-- START --

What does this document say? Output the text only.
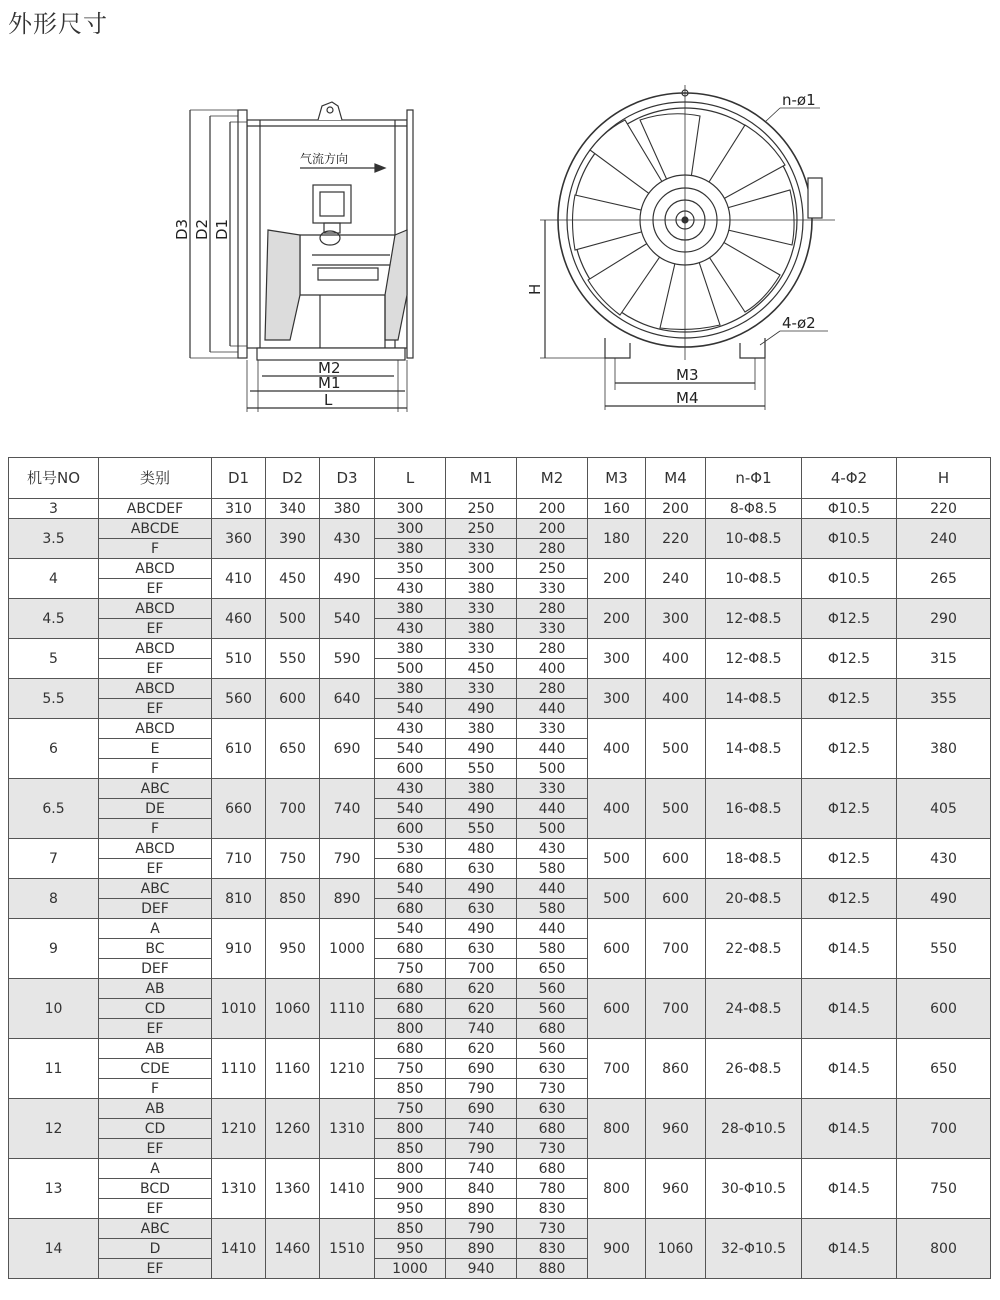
外形尺寸
气流方向
D3 D2 D1
M2
M1
L
H
M3
M4
n-ø1
4-ø2
机号NO	类别	D1	D2	D3	L	M1	M2	M3	M4	n-Φ1	4-Φ2	H
3	ABCDEF	310	340	380	300	250	200	160	200	8-Φ8.5	Φ10.5	220
3.5	ABCDE	360	390	430	300	250	200	180	220	10-Φ8.5	Φ10.5	240
	F				380	330	280					
4	ABCD	410	450	490	350	300	250	200	240	10-Φ8.5	Φ10.5	265
	EF				430	380	330					
4.5	ABCD	460	500	540	380	330	280	200	300	12-Φ8.5	Φ12.5	290
	EF				430	380	330					
5	ABCD	510	550	590	380	330	280	300	400	12-Φ8.5	Φ12.5	315
	EF				500	450	400					
5.5	ABCD	560	600	640	380	330	280	300	400	14-Φ8.5	Φ12.5	355
	EF				540	490	440					
6	ABCD	610	650	690	430	380	330	400	500	14-Φ8.5	Φ12.5	380
	E				540	490	440					
	F				600	550	500					
6.5	ABC	660	700	740	430	380	330	400	500	16-Φ8.5	Φ12.5	405
	DE				540	490	440					
	F				600	550	500					
7	ABCD	710	750	790	530	480	430	500	600	18-Φ8.5	Φ12.5	430
	EF				680	630	580					
8	ABC	810	850	890	540	490	440	500	600	20-Φ8.5	Φ12.5	490
	DEF				680	630	580					
9	A	910	950	1000	540	490	440	600	700	22-Φ8.5	Φ14.5	550
	BC				680	630	580					
	DEF				750	700	650					
10	AB	1010	1060	1110	680	620	560	600	700	24-Φ8.5	Φ14.5	600
	CD				680	620	560					
	EF				800	740	680					
11	AB	1110	1160	1210	680	620	560	700	860	26-Φ8.5	Φ14.5	650
	CDE				750	690	630					
	F				850	790	730					
12	AB	1210	1260	1310	750	690	630	800	960	28-Φ10.5	Φ14.5	700
	CD				800	740	680					
	EF				850	790	730					
13	A	1310	1360	1410	800	740	680	800	960	30-Φ10.5	Φ14.5	750
	BCD				900	840	780					
	EF				950	890	830					
14	ABC	1410	1460	1510	850	790	730	900	1060	32-Φ10.5	Φ14.5	800
	D				950	890	830					
	EF				1000	940	880					
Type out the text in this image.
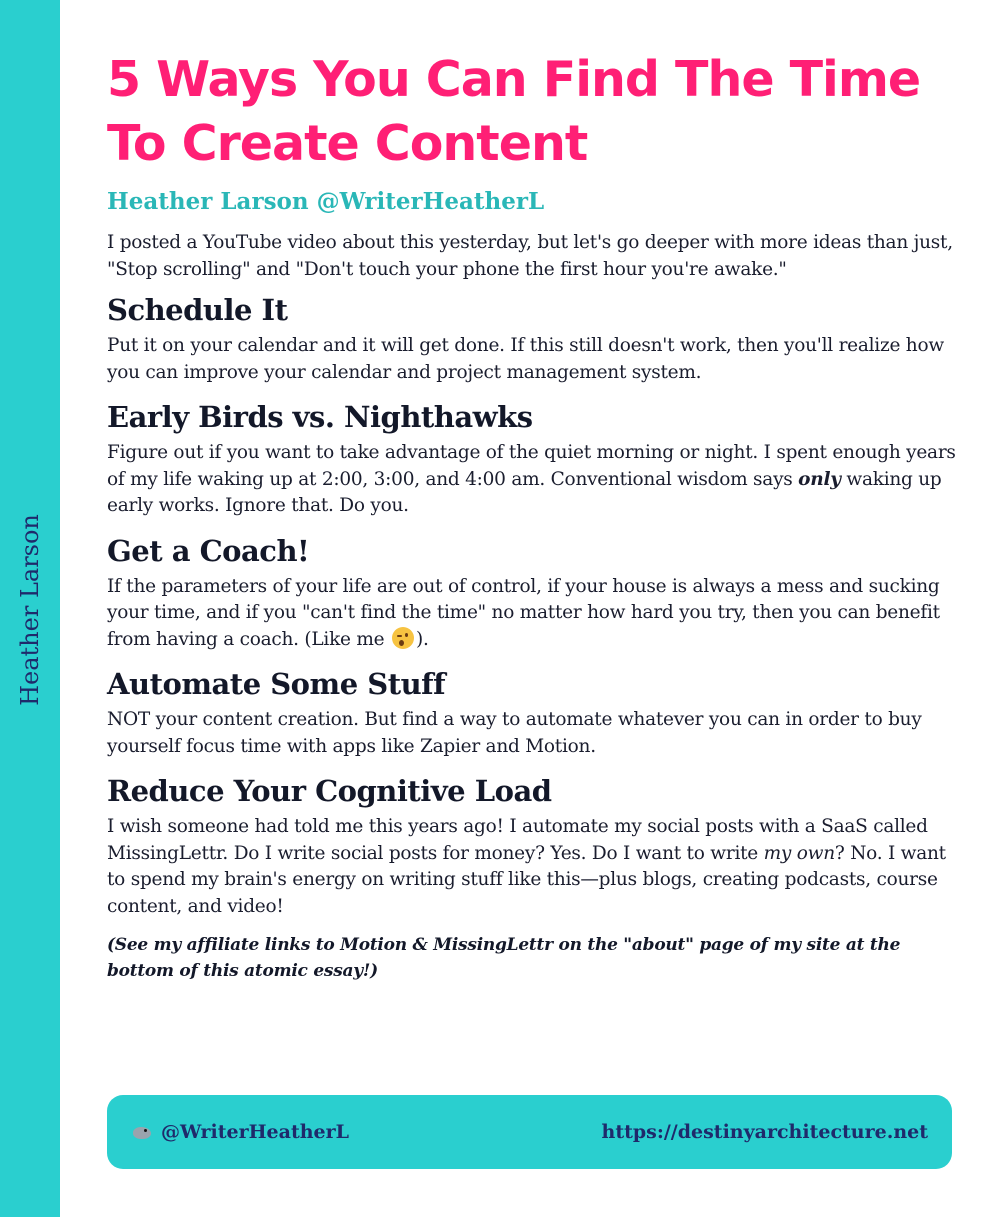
Heather Larson
5 Ways You Can Find The Time To Create Content
Heather Larson @WriterHeatherL

I posted a YouTube video about this yesterday, but let's go deeper with more ideas than just, "Stop scrolling" and "Don't touch your phone the first hour you're awake."

Schedule It

Put it on your calendar and it will get done. If this still doesn't work, then you'll realize how you can improve your calendar and project management system.

Early Birds vs. Nighthawks

Figure out if you want to take advantage of the quiet morning or night. I spent enough years of my life waking up at 2:00, 3:00, and 4:00 am. Conventional wisdom says only waking up early works. Ignore that. Do you.

Get a Coach!

If the parameters of your life are out of control, if your house is always a mess and sucking your time, and if you "can't find the time" no matter how hard you try, then you can benefit from having a coach. (Like me ).

Automate Some Stuff

NOT your content creation. But find a way to automate whatever you can in order to buy yourself focus time with apps like Zapier and Motion.

Reduce Your Cognitive Load

I wish someone had told me this years ago! I automate my social posts with a SaaS called MissingLettr. Do I write social posts for money? Yes. Do I want to write my own? No. I want to spend my brain's energy on writing stuff like this—plus blogs, creating podcasts, course content, and video!

(See my affiliate links to Motion & MissingLettr on the "about" page of my site at the bottom of this atomic essay!)

@WriterHeatherL	https://destinyarchitecture.net
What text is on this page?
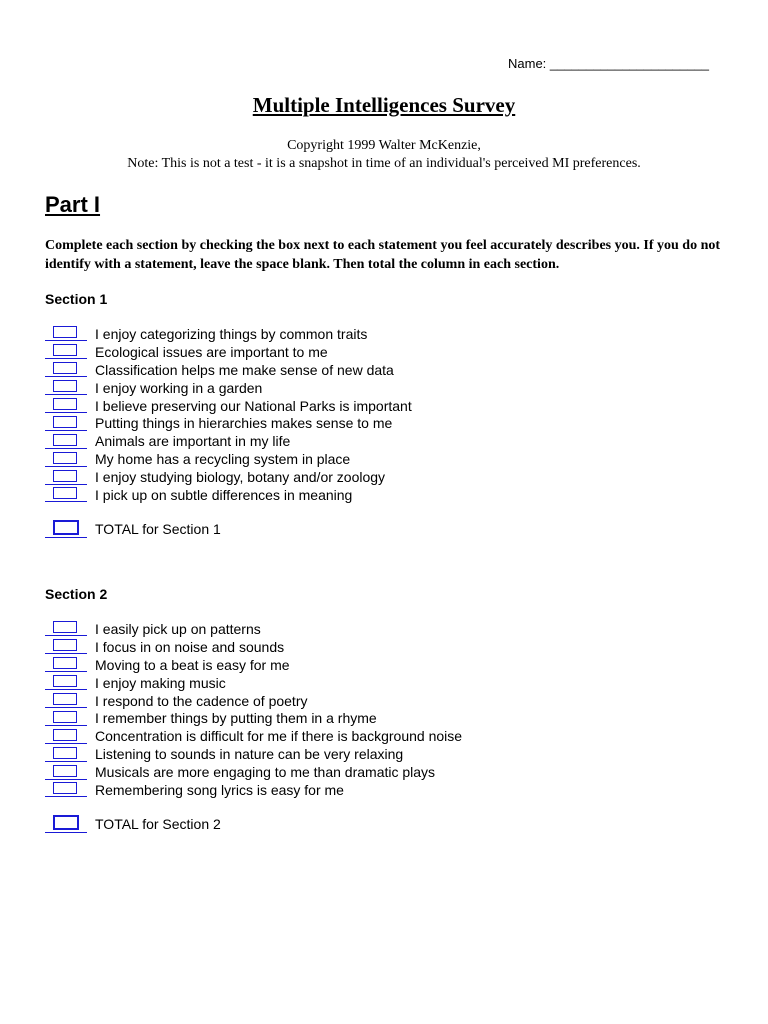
Name: ______________________
Multiple Intelligences Survey
Copyright 1999 Walter McKenzie,
Note: This is not a test - it is a snapshot in time of an individual's perceived MI preferences.
Part I
Complete each section by checking the box next to each statement you feel accurately describes you. If you do not identify with a statement, leave the space blank. Then total the column in each section.
Section 1
I enjoy categorizing things by common traits
Ecological issues are important to me
Classification helps me make sense of new data
I enjoy working in a garden
I believe preserving our National Parks is important
Putting things in hierarchies makes sense to me
Animals are important in my life
My home has a recycling system in place
I enjoy studying biology, botany and/or zoology
I pick up on subtle differences in meaning
TOTAL for Section 1
Section 2
I easily pick up on patterns
I focus in on noise and sounds
Moving to a beat is easy for me
I enjoy making music
I respond to the cadence of poetry
I remember things by putting them in a rhyme
Concentration is difficult for me if there is background noise
Listening to sounds in nature can be very relaxing
Musicals are more engaging to me than dramatic plays
Remembering song lyrics is easy for me
TOTAL for Section 2
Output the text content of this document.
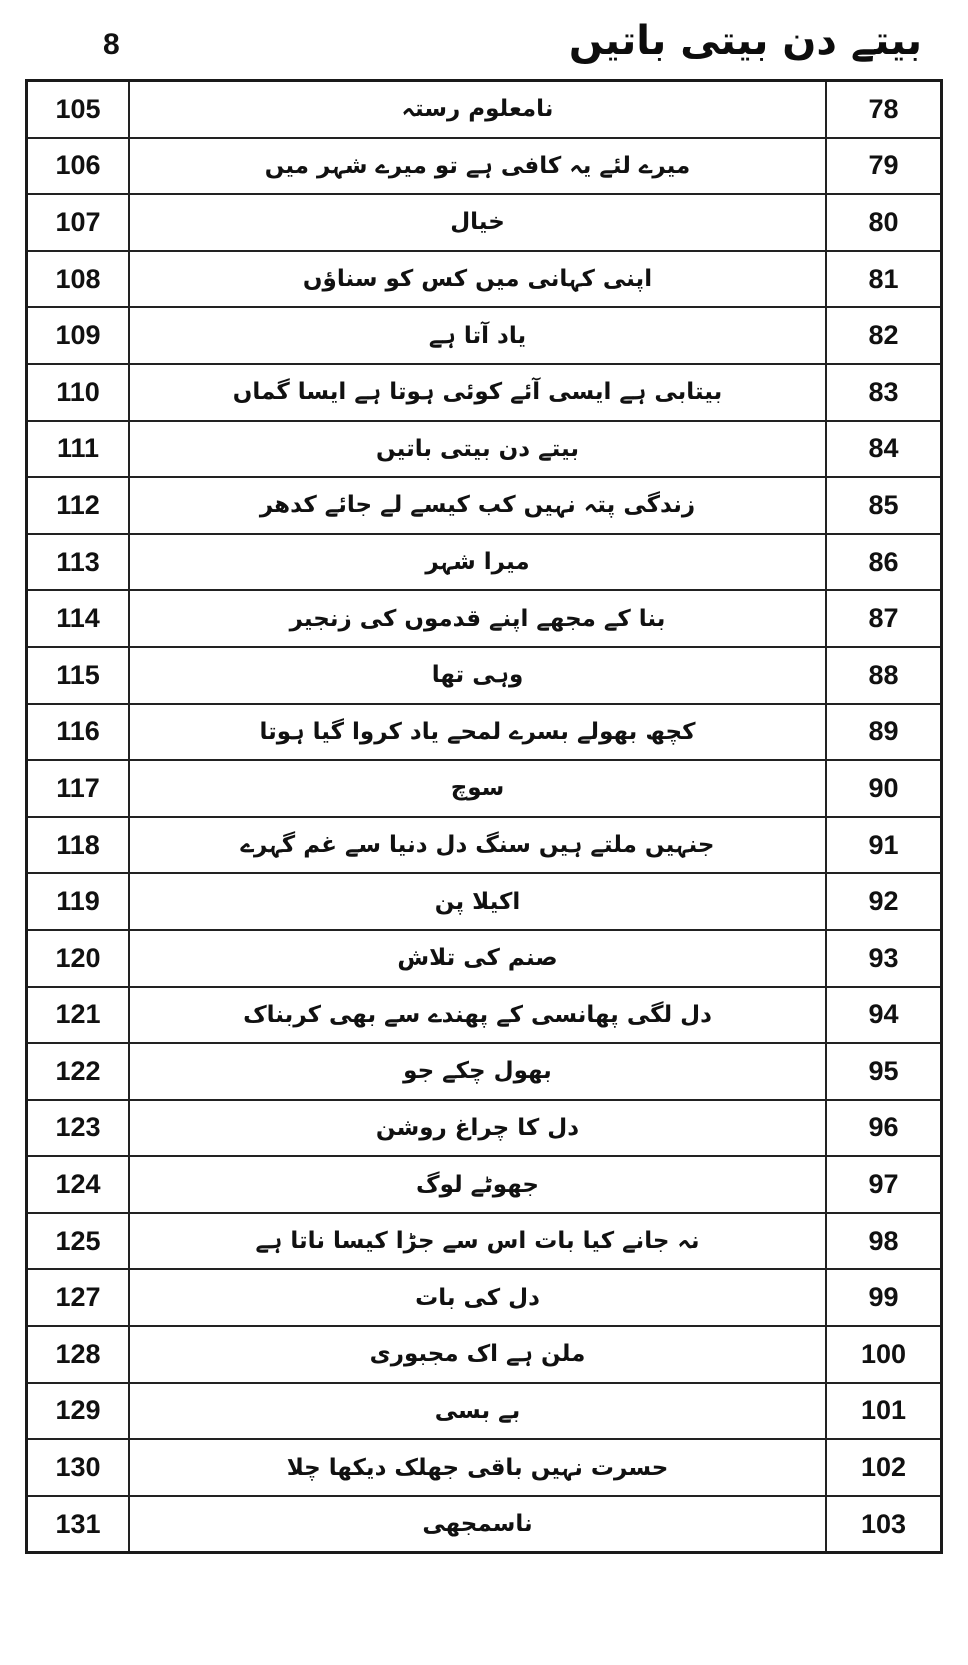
8	بیتے دن بیتی باتیں
105	نامعلوم رستہ	78
106	میرے لئے یہ کافی ہے تو میرے شہر میں	79
107	خیال	80
108	اپنی کہانی میں کس کو سناؤں	81
109	یاد آتا ہے	82
110	بیتابی ہے ایسی آئے کوئی ہوتا ہے ایسا گماں	83
111	بیتے دن بیتی باتیں	84
112	زندگی پتہ نہیں کب کیسے لے جائے کدھر	85
113	میرا شہر	86
114	بنا کے مجھے اپنے قدموں کی زنجیر	87
115	وہی تھا	88
116	کچھ بھولے بسرے لمحے یاد کروا گیا ہوتا	89
117	سوچ	90
118	جنہیں ملتے ہیں سنگ دل دنیا سے غم گہرے	91
119	اکیلا پن	92
120	صنم کی تلاش	93
121	دل لگی پھانسی کے پھندے سے بھی کربناک	94
122	بھول چکے جو	95
123	دل کا چراغ روشن	96
124	جھوٹے لوگ	97
125	نہ جانے کیا بات اس سے جڑا کیسا ناتا ہے	98
127	دل کی بات	99
128	ملن ہے اک مجبوری	100
129	بے بسی	101
130	حسرت نہیں باقی جھلک دیکھا چلا	102
131	ناسمجھی	103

-- END --

The lines to repeat run from the line containing "Output the text content of this document." through the last line of the material above; give them exactly, without the pictures.

Output the text content of this document.
8	بیتے دن بیتی باتیں
105	نامعلوم رستہ	78
106	میرے لئے یہ کافی ہے تو میرے شہر میں	79
107	خیال	80
108	اپنی کہانی میں کس کو سناؤں	81
109	یاد آتا ہے	82
110	بیتابی ہے ایسی آئے کوئی ہوتا ہے ایسا گماں	83
111	بیتے دن بیتی باتیں	84
112	زندگی پتہ نہیں کب کیسے لے جائے کدھر	85
113	میرا شہر	86
114	بنا کے مجھے اپنے قدموں کی زنجیر	87
115	وہی تھا	88
116	کچھ بھولے بسرے لمحے یاد کروا گیا ہوتا	89
117	سوچ	90
118	جنہیں ملتے ہیں سنگ دل دنیا سے غم گہرے	91
119	اکیلا پن	92
120	صنم کی تلاش	93
121	دل لگی پھانسی کے پھندے سے بھی کربناک	94
122	بھول چکے جو	95
123	دل کا چراغ روشن	96
124	جھوٹے لوگ	97
125	نہ جانے کیا بات اس سے جڑا کیسا ناتا ہے	98
127	دل کی بات	99
128	ملن ہے اک مجبوری	100
129	بے بسی	101
130	حسرت نہیں باقی جھلک دیکھا چلا	102
131	ناسمجھی	103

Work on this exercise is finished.